-- Start Provided data --

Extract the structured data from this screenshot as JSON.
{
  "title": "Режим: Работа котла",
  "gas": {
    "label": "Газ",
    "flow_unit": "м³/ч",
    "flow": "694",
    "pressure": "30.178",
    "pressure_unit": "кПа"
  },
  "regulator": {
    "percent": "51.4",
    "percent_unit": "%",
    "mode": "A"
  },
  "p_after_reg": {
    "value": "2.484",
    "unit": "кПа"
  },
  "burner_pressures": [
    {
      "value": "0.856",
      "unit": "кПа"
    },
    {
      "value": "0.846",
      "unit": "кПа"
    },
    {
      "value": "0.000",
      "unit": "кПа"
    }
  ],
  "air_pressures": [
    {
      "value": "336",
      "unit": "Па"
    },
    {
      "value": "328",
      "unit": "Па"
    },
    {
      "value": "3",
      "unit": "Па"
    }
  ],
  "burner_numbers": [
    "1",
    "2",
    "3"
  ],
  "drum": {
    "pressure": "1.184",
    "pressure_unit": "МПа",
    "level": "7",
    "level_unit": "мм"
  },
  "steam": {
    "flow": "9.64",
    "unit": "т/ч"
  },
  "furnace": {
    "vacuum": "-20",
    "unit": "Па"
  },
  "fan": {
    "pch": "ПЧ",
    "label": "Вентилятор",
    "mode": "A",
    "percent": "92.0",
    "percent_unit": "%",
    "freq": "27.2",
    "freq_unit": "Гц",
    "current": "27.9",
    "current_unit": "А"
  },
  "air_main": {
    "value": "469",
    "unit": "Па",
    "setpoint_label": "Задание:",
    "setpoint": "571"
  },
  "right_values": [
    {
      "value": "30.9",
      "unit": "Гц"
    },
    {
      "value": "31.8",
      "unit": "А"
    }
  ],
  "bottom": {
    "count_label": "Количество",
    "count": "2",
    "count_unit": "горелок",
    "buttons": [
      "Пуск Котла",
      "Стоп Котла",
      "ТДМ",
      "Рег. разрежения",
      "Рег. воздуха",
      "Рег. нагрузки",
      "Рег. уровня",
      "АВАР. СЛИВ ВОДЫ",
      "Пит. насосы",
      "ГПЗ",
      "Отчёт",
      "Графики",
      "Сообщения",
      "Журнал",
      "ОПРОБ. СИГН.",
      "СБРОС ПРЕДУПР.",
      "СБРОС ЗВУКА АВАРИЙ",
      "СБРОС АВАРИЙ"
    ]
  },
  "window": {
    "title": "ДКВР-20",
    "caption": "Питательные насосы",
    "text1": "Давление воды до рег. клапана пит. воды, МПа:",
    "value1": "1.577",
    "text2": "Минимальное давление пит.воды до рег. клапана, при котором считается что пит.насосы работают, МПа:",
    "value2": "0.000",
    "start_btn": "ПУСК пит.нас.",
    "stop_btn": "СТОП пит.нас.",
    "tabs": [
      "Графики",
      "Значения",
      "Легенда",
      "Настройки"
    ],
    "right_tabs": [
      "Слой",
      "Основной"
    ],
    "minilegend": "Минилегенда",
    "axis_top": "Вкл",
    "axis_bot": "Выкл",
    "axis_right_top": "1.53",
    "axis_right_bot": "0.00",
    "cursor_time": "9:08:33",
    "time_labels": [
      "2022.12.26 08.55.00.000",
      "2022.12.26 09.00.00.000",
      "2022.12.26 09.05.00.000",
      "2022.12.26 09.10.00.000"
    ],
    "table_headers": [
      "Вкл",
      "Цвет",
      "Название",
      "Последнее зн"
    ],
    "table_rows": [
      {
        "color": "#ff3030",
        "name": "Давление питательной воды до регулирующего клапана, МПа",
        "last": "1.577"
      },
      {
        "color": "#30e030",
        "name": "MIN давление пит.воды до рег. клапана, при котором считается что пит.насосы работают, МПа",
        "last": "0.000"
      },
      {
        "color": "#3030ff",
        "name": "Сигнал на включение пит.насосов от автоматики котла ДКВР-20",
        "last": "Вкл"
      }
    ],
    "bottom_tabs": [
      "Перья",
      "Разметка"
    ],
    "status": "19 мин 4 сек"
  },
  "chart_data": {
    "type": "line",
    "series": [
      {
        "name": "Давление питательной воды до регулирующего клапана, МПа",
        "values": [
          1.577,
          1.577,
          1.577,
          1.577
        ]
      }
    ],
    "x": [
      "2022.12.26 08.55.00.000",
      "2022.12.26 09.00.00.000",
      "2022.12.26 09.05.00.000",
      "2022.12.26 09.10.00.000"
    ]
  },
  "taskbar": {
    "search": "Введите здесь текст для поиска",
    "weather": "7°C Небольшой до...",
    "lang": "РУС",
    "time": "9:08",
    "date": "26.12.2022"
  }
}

-- End Provided data --

## Requirements:
Repeat every line of the records above exactly.

## Exercise response:
Extract the structured data from this screenshot as JSON.
{
  "title": "Режим: Работа котла",
  "gas": {
    "label": "Газ",
    "flow_unit": "м³/ч",
    "flow": "694",
    "pressure": "30.178",
    "pressure_unit": "кПа"
  },
  "regulator": {
    "percent": "51.4",
    "percent_unit": "%",
    "mode": "A"
  },
  "p_after_reg": {
    "value": "2.484",
    "unit": "кПа"
  },
  "burner_pressures": [
    {
      "value": "0.856",
      "unit": "кПа"
    },
    {
      "value": "0.846",
      "unit": "кПа"
    },
    {
      "value": "0.000",
      "unit": "кПа"
    }
  ],
  "air_pressures": [
    {
      "value": "336",
      "unit": "Па"
    },
    {
      "value": "328",
      "unit": "Па"
    },
    {
      "value": "3",
      "unit": "Па"
    }
  ],
  "burner_numbers": [
    "1",
    "2",
    "3"
  ],
  "drum": {
    "pressure": "1.184",
    "pressure_unit": "МПа",
    "level": "7",
    "level_unit": "мм"
  },
  "steam": {
    "flow": "9.64",
    "unit": "т/ч"
  },
  "furnace": {
    "vacuum": "-20",
    "unit": "Па"
  },
  "fan": {
    "pch": "ПЧ",
    "label": "Вентилятор",
    "mode": "A",
    "percent": "92.0",
    "percent_unit": "%",
    "freq": "27.2",
    "freq_unit": "Гц",
    "current": "27.9",
    "current_unit": "А"
  },
  "air_main": {
    "value": "469",
    "unit": "Па",
    "setpoint_label": "Задание:",
    "setpoint": "571"
  },
  "right_values": [
    {
      "value": "30.9",
      "unit": "Гц"
    },
    {
      "value": "31.8",
      "unit": "А"
    }
  ],
  "bottom": {
    "count_label": "Количество",
    "count": "2",
    "count_unit": "горелок",
    "buttons": [
      "Пуск Котла",
      "Стоп Котла",
      "ТДМ",
      "Рег. разрежения",
      "Рег. воздуха",
      "Рег. нагрузки",
      "Рег. уровня",
      "АВАР. СЛИВ ВОДЫ",
      "Пит. насосы",
      "ГПЗ",
      "Отчёт",
      "Графики",
      "Сообщения",
      "Журнал",
      "ОПРОБ. СИГН.",
      "СБРОС ПРЕДУПР.",
      "СБРОС ЗВУКА АВАРИЙ",
      "СБРОС АВАРИЙ"
    ]
  },
  "window": {
    "title": "ДКВР-20",
    "caption": "Питательные насосы",
    "text1": "Давление воды до рег. клапана пит. воды, МПа:",
    "value1": "1.577",
    "text2": "Минимальное давление пит.воды до рег. клапана, при котором считается что пит.насосы работают, МПа:",
    "value2": "0.000",
    "start_btn": "ПУСК пит.нас.",
    "stop_btn": "СТОП пит.нас.",
    "tabs": [
      "Графики",
      "Значения",
      "Легенда",
      "Настройки"
    ],
    "right_tabs": [
      "Слой",
      "Основной"
    ],
    "minilegend": "Минилегенда",
    "axis_top": "Вкл",
    "axis_bot": "Выкл",
    "axis_right_top": "1.53",
    "axis_right_bot": "0.00",
    "cursor_time": "9:08:33",
    "time_labels": [
      "2022.12.26 08.55.00.000",
      "2022.12.26 09.00.00.000",
      "2022.12.26 09.05.00.000",
      "2022.12.26 09.10.00.000"
    ],
    "table_headers": [
      "Вкл",
      "Цвет",
      "Название",
      "Последнее зн"
    ],
    "table_rows": [
      {
        "color": "#ff3030",
        "name": "Давление питательной воды до регулирующего клапана, МПа",
        "last": "1.577"
      },
      {
        "color": "#30e030",
        "name": "MIN давление пит.воды до рег. клапана, при котором считается что пит.насосы работают, МПа",
        "last": "0.000"
      },
      {
        "color": "#3030ff",
        "name": "Сигнал на включение пит.насосов от автоматики котла ДКВР-20",
        "last": "Вкл"
      }
    ],
    "bottom_tabs": [
      "Перья",
      "Разметка"
    ],
    "status": "19 мин 4 сек"
  },
  "chart_data": {
    "type": "line",
    "series": [
      {
        "name": "Давление питательной воды до регулирующего клапана, МПа",
        "values": [
          1.577,
          1.577,
          1.577,
          1.577
        ]
      }
    ],
    "x": [
      "2022.12.26 08.55.00.000",
      "2022.12.26 09.00.00.000",
      "2022.12.26 09.05.00.000",
      "2022.12.26 09.10.00.000"
    ]
  },
  "taskbar": {
    "search": "Введите здесь текст для поиска",
    "weather": "7°C Небольшой до...",
    "lang": "РУС",
    "time": "9:08",
    "date": "26.12.2022"
  }
}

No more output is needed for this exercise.